→ Dataset rows:
+---+
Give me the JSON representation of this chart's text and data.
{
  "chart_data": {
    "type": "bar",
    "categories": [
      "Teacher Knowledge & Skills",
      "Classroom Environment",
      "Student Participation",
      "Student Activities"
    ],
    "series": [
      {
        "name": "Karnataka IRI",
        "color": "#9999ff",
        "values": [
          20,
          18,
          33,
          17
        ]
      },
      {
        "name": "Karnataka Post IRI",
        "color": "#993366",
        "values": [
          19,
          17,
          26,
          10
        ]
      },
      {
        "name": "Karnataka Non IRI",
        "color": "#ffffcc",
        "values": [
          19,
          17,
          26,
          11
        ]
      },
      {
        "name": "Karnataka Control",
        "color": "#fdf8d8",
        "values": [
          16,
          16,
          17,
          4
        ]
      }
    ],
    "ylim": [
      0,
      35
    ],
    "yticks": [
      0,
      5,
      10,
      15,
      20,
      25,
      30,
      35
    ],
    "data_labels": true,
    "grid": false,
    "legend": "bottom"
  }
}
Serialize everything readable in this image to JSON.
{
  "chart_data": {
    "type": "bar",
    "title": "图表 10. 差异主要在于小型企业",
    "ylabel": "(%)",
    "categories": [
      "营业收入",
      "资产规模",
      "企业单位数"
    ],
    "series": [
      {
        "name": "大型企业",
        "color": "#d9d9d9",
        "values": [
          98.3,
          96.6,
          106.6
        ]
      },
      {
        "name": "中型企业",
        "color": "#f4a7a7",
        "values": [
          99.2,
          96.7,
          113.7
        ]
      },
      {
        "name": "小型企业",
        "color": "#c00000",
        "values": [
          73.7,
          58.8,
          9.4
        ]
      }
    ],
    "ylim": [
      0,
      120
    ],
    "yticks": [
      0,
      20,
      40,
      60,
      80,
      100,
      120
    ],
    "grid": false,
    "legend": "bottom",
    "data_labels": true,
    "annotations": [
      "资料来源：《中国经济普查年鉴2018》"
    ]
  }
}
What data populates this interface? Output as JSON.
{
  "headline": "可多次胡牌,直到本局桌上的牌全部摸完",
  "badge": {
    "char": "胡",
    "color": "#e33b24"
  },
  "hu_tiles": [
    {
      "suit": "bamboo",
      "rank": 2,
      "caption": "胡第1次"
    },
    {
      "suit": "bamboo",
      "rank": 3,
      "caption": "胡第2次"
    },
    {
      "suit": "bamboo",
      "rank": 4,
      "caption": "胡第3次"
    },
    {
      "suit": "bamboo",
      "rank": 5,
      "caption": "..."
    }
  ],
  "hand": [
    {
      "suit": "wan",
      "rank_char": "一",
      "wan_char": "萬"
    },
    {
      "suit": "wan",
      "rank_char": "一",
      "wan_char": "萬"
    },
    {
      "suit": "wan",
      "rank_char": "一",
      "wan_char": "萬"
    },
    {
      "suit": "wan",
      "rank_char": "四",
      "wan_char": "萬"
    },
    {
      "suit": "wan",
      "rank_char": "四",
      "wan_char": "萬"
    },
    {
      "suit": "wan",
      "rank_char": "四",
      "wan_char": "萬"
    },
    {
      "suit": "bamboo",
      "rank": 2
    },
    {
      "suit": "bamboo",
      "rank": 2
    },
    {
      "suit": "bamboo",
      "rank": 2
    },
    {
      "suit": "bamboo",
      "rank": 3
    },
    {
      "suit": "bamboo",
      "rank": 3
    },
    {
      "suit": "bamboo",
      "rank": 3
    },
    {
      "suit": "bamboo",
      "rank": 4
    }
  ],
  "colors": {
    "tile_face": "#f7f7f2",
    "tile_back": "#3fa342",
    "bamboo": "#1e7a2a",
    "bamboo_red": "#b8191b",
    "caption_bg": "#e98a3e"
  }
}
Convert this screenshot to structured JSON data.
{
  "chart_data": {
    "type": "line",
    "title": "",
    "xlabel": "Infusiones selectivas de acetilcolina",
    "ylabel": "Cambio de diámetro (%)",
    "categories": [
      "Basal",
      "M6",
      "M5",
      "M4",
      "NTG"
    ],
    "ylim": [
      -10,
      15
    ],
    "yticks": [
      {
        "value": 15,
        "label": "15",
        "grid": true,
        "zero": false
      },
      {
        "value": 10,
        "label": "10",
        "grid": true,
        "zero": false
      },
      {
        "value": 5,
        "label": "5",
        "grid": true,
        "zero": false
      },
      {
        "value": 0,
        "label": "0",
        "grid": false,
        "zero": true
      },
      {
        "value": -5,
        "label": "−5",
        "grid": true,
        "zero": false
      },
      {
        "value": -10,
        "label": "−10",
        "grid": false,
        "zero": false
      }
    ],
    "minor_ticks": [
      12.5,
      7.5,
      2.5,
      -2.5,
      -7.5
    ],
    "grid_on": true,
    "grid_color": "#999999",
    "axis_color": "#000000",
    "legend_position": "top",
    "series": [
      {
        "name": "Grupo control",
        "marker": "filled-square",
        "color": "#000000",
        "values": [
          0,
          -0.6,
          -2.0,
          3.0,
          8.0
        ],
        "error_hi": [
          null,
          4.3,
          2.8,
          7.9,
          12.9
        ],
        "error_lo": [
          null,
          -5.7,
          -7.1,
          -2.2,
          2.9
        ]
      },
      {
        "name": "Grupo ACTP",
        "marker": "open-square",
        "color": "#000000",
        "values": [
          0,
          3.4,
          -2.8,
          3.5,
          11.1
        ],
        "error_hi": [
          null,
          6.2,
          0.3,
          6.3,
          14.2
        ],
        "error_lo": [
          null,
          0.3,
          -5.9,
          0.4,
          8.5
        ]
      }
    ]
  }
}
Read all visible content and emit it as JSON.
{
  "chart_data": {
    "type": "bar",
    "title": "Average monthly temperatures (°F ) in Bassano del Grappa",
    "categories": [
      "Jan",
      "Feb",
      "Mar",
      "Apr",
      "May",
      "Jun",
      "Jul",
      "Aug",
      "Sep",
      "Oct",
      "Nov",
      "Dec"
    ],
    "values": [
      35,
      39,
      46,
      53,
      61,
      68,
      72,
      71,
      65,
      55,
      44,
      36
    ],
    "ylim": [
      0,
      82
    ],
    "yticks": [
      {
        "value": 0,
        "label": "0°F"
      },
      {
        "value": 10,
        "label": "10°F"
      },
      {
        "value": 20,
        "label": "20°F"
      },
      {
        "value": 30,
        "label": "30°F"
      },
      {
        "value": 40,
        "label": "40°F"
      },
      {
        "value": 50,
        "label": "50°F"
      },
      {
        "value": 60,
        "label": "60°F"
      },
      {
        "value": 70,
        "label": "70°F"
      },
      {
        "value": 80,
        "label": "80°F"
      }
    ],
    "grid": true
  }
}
+---+
→ Task statement:
Output an exact copy of each record.

→ Final result:
Give me the JSON representation of this chart's text and data.
{
  "chart_data": {
    "type": "bar",
    "categories": [
      "Teacher Knowledge & Skills",
      "Classroom Environment",
      "Student Participation",
      "Student Activities"
    ],
    "series": [
      {
        "name": "Karnataka IRI",
        "color": "#9999ff",
        "values": [
          20,
          18,
          33,
          17
        ]
      },
      {
        "name": "Karnataka Post IRI",
        "color": "#993366",
        "values": [
          19,
          17,
          26,
          10
        ]
      },
      {
        "name": "Karnataka Non IRI",
        "color": "#ffffcc",
        "values": [
          19,
          17,
          26,
          11
        ]
      },
      {
        "name": "Karnataka Control",
        "color": "#fdf8d8",
        "values": [
          16,
          16,
          17,
          4
        ]
      }
    ],
    "ylim": [
      0,
      35
    ],
    "yticks": [
      0,
      5,
      10,
      15,
      20,
      25,
      30,
      35
    ],
    "data_labels": true,
    "grid": false,
    "legend": "bottom"
  }
}
Serialize everything readable in this image to JSON.
{
  "chart_data": {
    "type": "bar",
    "title": "图表 10. 差异主要在于小型企业",
    "ylabel": "(%)",
    "categories": [
      "营业收入",
      "资产规模",
      "企业单位数"
    ],
    "series": [
      {
        "name": "大型企业",
        "color": "#d9d9d9",
        "values": [
          98.3,
          96.6,
          106.6
        ]
      },
      {
        "name": "中型企业",
        "color": "#f4a7a7",
        "values": [
          99.2,
          96.7,
          113.7
        ]
      },
      {
        "name": "小型企业",
        "color": "#c00000",
        "values": [
          73.7,
          58.8,
          9.4
        ]
      }
    ],
    "ylim": [
      0,
      120
    ],
    "yticks": [
      0,
      20,
      40,
      60,
      80,
      100,
      120
    ],
    "grid": false,
    "legend": "bottom",
    "data_labels": true,
    "annotations": [
      "资料来源：《中国经济普查年鉴2018》"
    ]
  }
}
What data populates this interface? Output as JSON.
{
  "headline": "可多次胡牌,直到本局桌上的牌全部摸完",
  "badge": {
    "char": "胡",
    "color": "#e33b24"
  },
  "hu_tiles": [
    {
      "suit": "bamboo",
      "rank": 2,
      "caption": "胡第1次"
    },
    {
      "suit": "bamboo",
      "rank": 3,
      "caption": "胡第2次"
    },
    {
      "suit": "bamboo",
      "rank": 4,
      "caption": "胡第3次"
    },
    {
      "suit": "bamboo",
      "rank": 5,
      "caption": "..."
    }
  ],
  "hand": [
    {
      "suit": "wan",
      "rank_char": "一",
      "wan_char": "萬"
    },
    {
      "suit": "wan",
      "rank_char": "一",
      "wan_char": "萬"
    },
    {
      "suit": "wan",
      "rank_char": "一",
      "wan_char": "萬"
    },
    {
      "suit": "wan",
      "rank_char": "四",
      "wan_char": "萬"
    },
    {
      "suit": "wan",
      "rank_char": "四",
      "wan_char": "萬"
    },
    {
      "suit": "wan",
      "rank_char": "四",
      "wan_char": "萬"
    },
    {
      "suit": "bamboo",
      "rank": 2
    },
    {
      "suit": "bamboo",
      "rank": 2
    },
    {
      "suit": "bamboo",
      "rank": 2
    },
    {
      "suit": "bamboo",
      "rank": 3
    },
    {
      "suit": "bamboo",
      "rank": 3
    },
    {
      "suit": "bamboo",
      "rank": 3
    },
    {
      "suit": "bamboo",
      "rank": 4
    }
  ],
  "colors": {
    "tile_face": "#f7f7f2",
    "tile_back": "#3fa342",
    "bamboo": "#1e7a2a",
    "bamboo_red": "#b8191b",
    "caption_bg": "#e98a3e"
  }
}
Convert this screenshot to structured JSON data.
{
  "chart_data": {
    "type": "line",
    "title": "",
    "xlabel": "Infusiones selectivas de acetilcolina",
    "ylabel": "Cambio de diámetro (%)",
    "categories": [
      "Basal",
      "M6",
      "M5",
      "M4",
      "NTG"
    ],
    "ylim": [
      -10,
      15
    ],
    "yticks": [
      {
        "value": 15,
        "label": "15",
        "grid": true,
        "zero": false
      },
      {
        "value": 10,
        "label": "10",
        "grid": true,
        "zero": false
      },
      {
        "value": 5,
        "label": "5",
        "grid": true,
        "zero": false
      },
      {
        "value": 0,
        "label": "0",
        "grid": false,
        "zero": true
      },
      {
        "value": -5,
        "label": "−5",
        "grid": true,
        "zero": false
      },
      {
        "value": -10,
        "label": "−10",
        "grid": false,
        "zero": false
      }
    ],
    "minor_ticks": [
      12.5,
      7.5,
      2.5,
      -2.5,
      -7.5
    ],
    "grid_on": true,
    "grid_color": "#999999",
    "axis_color": "#000000",
    "legend_position": "top",
    "series": [
      {
        "name": "Grupo control",
        "marker": "filled-square",
        "color": "#000000",
        "values": [
          0,
          -0.6,
          -2.0,
          3.0,
          8.0
        ],
        "error_hi": [
          null,
          4.3,
          2.8,
          7.9,
          12.9
        ],
        "error_lo": [
          null,
          -5.7,
          -7.1,
          -2.2,
          2.9
        ]
      },
      {
        "name": "Grupo ACTP",
        "marker": "open-square",
        "color": "#000000",
        "values": [
          0,
          3.4,
          -2.8,
          3.5,
          11.1
        ],
        "error_hi": [
          null,
          6.2,
          0.3,
          6.3,
          14.2
        ],
        "error_lo": [
          null,
          0.3,
          -5.9,
          0.4,
          8.5
        ]
      }
    ]
  }
}
Read all visible content and emit it as JSON.
{
  "chart_data": {
    "type": "bar",
    "title": "Average monthly temperatures (°F ) in Bassano del Grappa",
    "categories": [
      "Jan",
      "Feb",
      "Mar",
      "Apr",
      "May",
      "Jun",
      "Jul",
      "Aug",
      "Sep",
      "Oct",
      "Nov",
      "Dec"
    ],
    "values": [
      35,
      39,
      46,
      53,
      61,
      68,
      72,
      71,
      65,
      55,
      44,
      36
    ],
    "ylim": [
      0,
      82
    ],
    "yticks": [
      {
        "value": 0,
        "label": "0°F"
      },
      {
        "value": 10,
        "label": "10°F"
      },
      {
        "value": 20,
        "label": "20°F"
      },
      {
        "value": 30,
        "label": "30°F"
      },
      {
        "value": 40,
        "label": "40°F"
      },
      {
        "value": 50,
        "label": "50°F"
      },
      {
        "value": 60,
        "label": "60°F"
      },
      {
        "value": 70,
        "label": "70°F"
      },
      {
        "value": 80,
        "label": "80°F"
      }
    ],
    "grid": true
  }
}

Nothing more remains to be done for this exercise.